Consignas:
- A) Según el texto sobre la violencia como mercancía, ¿en qué convierte Paloma el cuerpo herido?
- B) Imprime tal cual un fragmento del texto sobre la violencia como mercancía, empezando por "La violencia devino" y siguiendo hasta "dentro del espectáculo.".

Texto:
La violencia devino mercancía. No sólo por su circulación en Netflix, TikToks y YouTube, sino porque la forma misma del miedo se volvió intercambiable, representable y consumible. Paloma lo sabe. Por eso no representa la violencia: invoca su espectro, la encarna y la deforma. No nos muestra el cuerpo herido desde lejos: lo convierte en corridos soft sci-fi con una profundidad casi mística. En un país donde los nombres sin cuerpos se acumulan, el libro es una respuesta furiosa e íntima: un libro-altar, un archivo forense del espanto que habita sus formas populares para resistir desde dentro del espectáculo.
Desde hace décadas, la violencia dejó de ser únicamente un hecho social o una condición histórica. En la lógica del capital, se volvió forma estética, coreografía mediática, producto cultural. Tal como el amor romántico, el miedo y la violencia también se venden. La narcoestética, el true crime, el periodismo rojo, las narcoseries, los videojuegos bélicos, incluso ciertas formas del arte contemporáneo, han convertido la violencia en materia prima. Pero Paloma se resiste. Su propuesta no estetiza el horror: lo atraviesa. Utiliza las formas populares para devolverle al miedo su dimensión comunitaria, su fuerza alegórica.
Pero, ¿por qué necesitamos resistir desde ahí —desde dentro del espectáculo mismo? ¿Qué es lo que vuelve al miedo, al cuerpo herido, al horror cotidiano, en algo reproducible y consumible?
Porque en el corazón del sistema-mundo la violencia no es una anomalía: es una forma de circulación. Una mercancía más, porque la mercancía es, en sí misma, una forma contenida de violencia.

Sección de datos:
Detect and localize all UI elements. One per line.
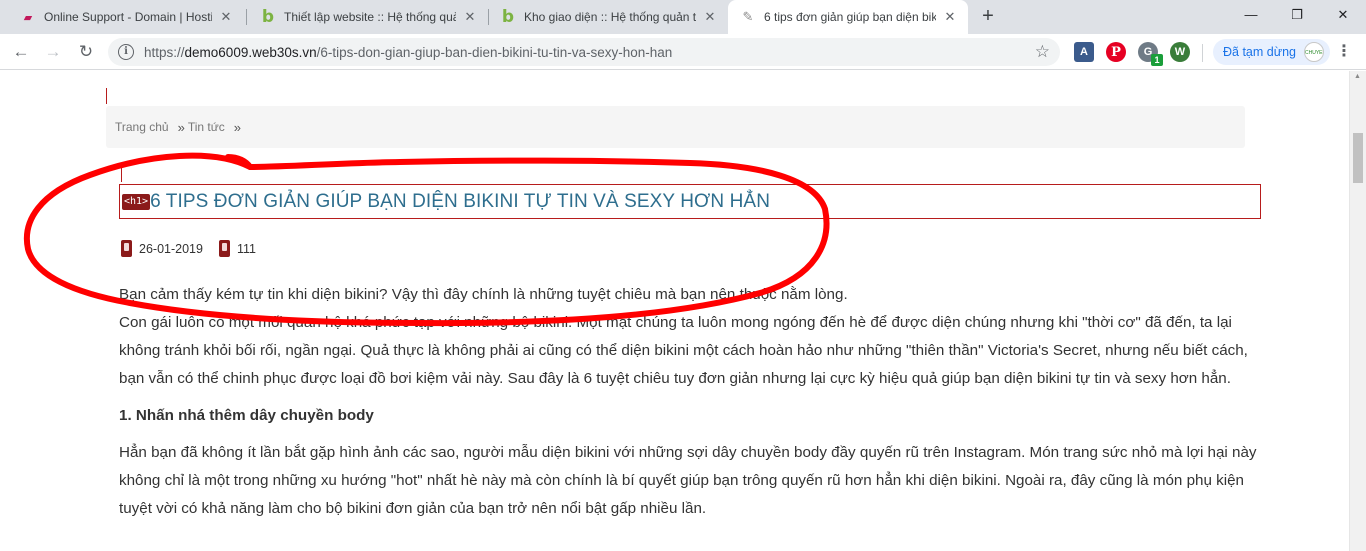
- breadcrumb-home-link[interactable]: Trang chủ: [115, 120, 169, 134]
- close-icon[interactable]: ✕: [462, 9, 478, 25]
- breadcrumb-separator: »: [233, 119, 241, 135]
- article-paragraph: Hẳn bạn đã không ít lần bắt gặp hình ảnh…: [119, 444, 1257, 517]
- forward-button[interactable]: →: [41, 40, 65, 64]
- breadcrumb-separator: »: [177, 119, 185, 135]
- tab-title: Kho giao diện :: Hệ thống quản trị: [524, 10, 696, 24]
- browser-toolbar: ← → ↻ i https://demo6009.web30s.vn/6-tip…: [0, 34, 1366, 70]
- tab-divider: [246, 9, 247, 25]
- article-body: Bạn cảm thấy kém tự tin khi diện bikini?…: [119, 281, 1269, 523]
- debug-marker: [121, 166, 122, 182]
- maximize-button[interactable]: ❐: [1274, 0, 1320, 30]
- tab-active-post[interactable]: ✎ 6 tips đơn giản giúp bạn diện bikini t…: [728, 0, 968, 34]
- b-favicon-icon: b: [501, 7, 515, 27]
- url-text[interactable]: https://demo6009.web30s.vn/6-tips-don-gi…: [144, 45, 672, 60]
- post-date: 26-01-2019: [139, 241, 203, 256]
- web-page: Trang chủ » Tin tức » <h1> 6 TIPS ĐƠN GI…: [0, 71, 1349, 551]
- profile-status-label: Đã tạm dừng: [1223, 45, 1296, 59]
- address-bar[interactable]: i https://demo6009.web30s.vn/6-tips-don-…: [108, 38, 1060, 66]
- close-icon[interactable]: ✕: [218, 9, 234, 25]
- annotation-stroke-tail: [225, 154, 253, 170]
- extension-globe-icon[interactable]: W: [1170, 42, 1190, 62]
- b-favicon-icon: b: [261, 7, 275, 27]
- tab-title: 6 tips đơn giản giúp bạn diện bikini tự …: [764, 10, 936, 24]
- scrollbar-thumb[interactable]: [1353, 133, 1363, 183]
- back-button[interactable]: ←: [9, 40, 33, 64]
- url-path: /6-tips-don-gian-giup-ban-dien-bikini-tu…: [316, 44, 673, 60]
- extension-a-icon[interactable]: A: [1074, 42, 1094, 62]
- close-icon[interactable]: ✕: [942, 9, 958, 25]
- tab-title: Thiết lập website :: Hệ thống quản trị: [284, 10, 456, 24]
- scroll-up-icon[interactable]: ▲: [1354, 73, 1361, 80]
- profile-button[interactable]: Đã tạm dừng CHUYEN: [1213, 39, 1330, 65]
- pinterest-icon[interactable]: P: [1106, 42, 1126, 62]
- post-favicon-icon: ✎: [742, 9, 754, 24]
- article-paragraph: Con gái luôn có một mối quan hệ khá phức…: [119, 314, 1248, 387]
- bookmark-star-icon[interactable]: ☆: [1035, 42, 1050, 62]
- url-scheme: https://: [144, 44, 185, 60]
- extension-badge: 1: [1151, 54, 1163, 66]
- breadcrumb-category-link[interactable]: Tin tức: [188, 120, 225, 134]
- onlinesupport-favicon-icon: ▰: [23, 11, 33, 24]
- views-icon: [218, 240, 230, 257]
- page-scrollbar[interactable]: ▲: [1349, 71, 1366, 551]
- post-meta: 26-01-2019 111: [121, 240, 256, 257]
- h1-tag-badge: <h1>: [122, 193, 151, 210]
- breadcrumb: Trang chủ » Tin tức »: [106, 106, 1245, 148]
- extension-gear-icon[interactable]: G 1: [1138, 42, 1163, 66]
- debug-marker: [106, 88, 107, 104]
- reload-button[interactable]: ↻: [74, 40, 98, 64]
- tab-online-support[interactable]: ▰ Online Support - Domain | Hosting ✕: [8, 0, 244, 34]
- page-title: 6 TIPS ĐƠN GIẢN GIÚP BẠN DIỆN BIKINI TỰ …: [150, 190, 771, 212]
- tab-kho-giao-dien[interactable]: b Kho giao diện :: Hệ thống quản trị ✕: [488, 0, 728, 34]
- post-view-count: 111: [236, 241, 256, 256]
- tab-strip: ▰ Online Support - Domain | Hosting ✕ b …: [0, 0, 1366, 34]
- close-window-button[interactable]: ✕: [1320, 0, 1366, 30]
- new-tab-button[interactable]: +: [976, 5, 1000, 29]
- article-subheading: 1. Nhấn nhá thêm dây chuyền body: [119, 407, 374, 424]
- browser-menu-icon[interactable]: ⋮: [1336, 42, 1352, 62]
- tab-thiet-lap-website[interactable]: b Thiết lập website :: Hệ thống quản trị…: [248, 0, 488, 34]
- minimize-button[interactable]: —: [1228, 0, 1274, 30]
- site-info-icon[interactable]: i: [118, 44, 134, 60]
- toolbar-divider: [1202, 44, 1203, 62]
- calendar-icon: [121, 240, 132, 257]
- tab-title: Online Support - Domain | Hosting: [44, 10, 212, 24]
- close-icon[interactable]: ✕: [702, 9, 718, 25]
- article-intro: Bạn cảm thấy kém tự tin khi diện bikini?…: [119, 286, 848, 303]
- url-host: demo6009.web30s.vn: [184, 44, 317, 60]
- avatar: CHUYEN: [1304, 42, 1324, 62]
- page-title-outline: <h1> 6 TIPS ĐƠN GIẢN GIÚP BẠN DIỆN BIKIN…: [119, 184, 1261, 219]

Respuestas por consigna:
- A) En corridos soft sci-fi con una profundidad casi mística.

- B)
La violencia devino mercancía. No sólo por su circulación en Netflix, TikToks y YouTube, sino porque la forma misma del miedo se volvió intercambiable, representable y consumible. Paloma lo sabe. Por eso no representa la violencia: invoca su espectro, la encarna y la deforma. No nos muestra el cuerpo herido desde lejos: lo convierte en corridos soft sci-fi con una profundidad casi mística. En un país donde los nombres sin cuerpos se acumulan, el libro es una respuesta furiosa e íntima: un libro-altar, un archivo forense del espanto que habita sus formas populares para resistir desde dentro del espectáculo.